(Data listing)
================================

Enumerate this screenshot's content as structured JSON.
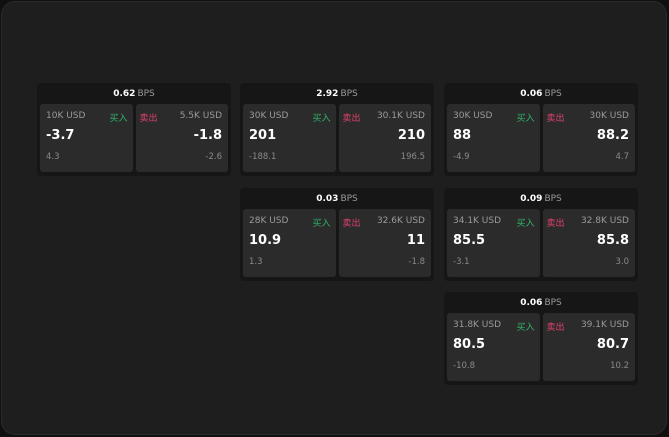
{
  "labels": {
    "unit": "BPS",
    "buy": "买入",
    "sell": "卖出"
  },
  "colors": {
    "buy": "#2fb36a",
    "sell": "#e0406a",
    "card": "#2b2b2b",
    "panel": "#161616"
  },
  "panels": [
    {
      "spread": "0.62",
      "buy": {
        "size": "10K USD",
        "price": "-3.7",
        "change": "4.3"
      },
      "sell": {
        "size": "5.5K USD",
        "price": "-1.8",
        "change": "-2.6"
      }
    },
    {
      "spread": "2.92",
      "buy": {
        "size": "30K USD",
        "price": "201",
        "change": "-188.1"
      },
      "sell": {
        "size": "30.1K USD",
        "price": "210",
        "change": "196.5"
      }
    },
    {
      "spread": "0.06",
      "buy": {
        "size": "30K USD",
        "price": "88",
        "change": "-4.9"
      },
      "sell": {
        "size": "30K USD",
        "price": "88.2",
        "change": "4.7"
      }
    },
    {
      "spread": "0.03",
      "buy": {
        "size": "28K USD",
        "price": "10.9",
        "change": "1.3"
      },
      "sell": {
        "size": "32.6K USD",
        "price": "11",
        "change": "-1.8"
      }
    },
    {
      "spread": "0.09",
      "buy": {
        "size": "34.1K USD",
        "price": "85.5",
        "change": "-3.1"
      },
      "sell": {
        "size": "32.8K USD",
        "price": "85.8",
        "change": "3.0"
      }
    },
    {
      "spread": "0.06",
      "buy": {
        "size": "31.8K USD",
        "price": "80.5",
        "change": "-10.8"
      },
      "sell": {
        "size": "39.1K USD",
        "price": "80.7",
        "change": "10.2"
      }
    }
  ]
}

================================

## TASK GOAL
Return every line containing "spread".

## CORRECT RESULT
      "spread": "0.62",
      "spread": "2.92",
      "spread": "0.06",
      "spread": "0.03",
      "spread": "0.09",
      "spread": "0.06",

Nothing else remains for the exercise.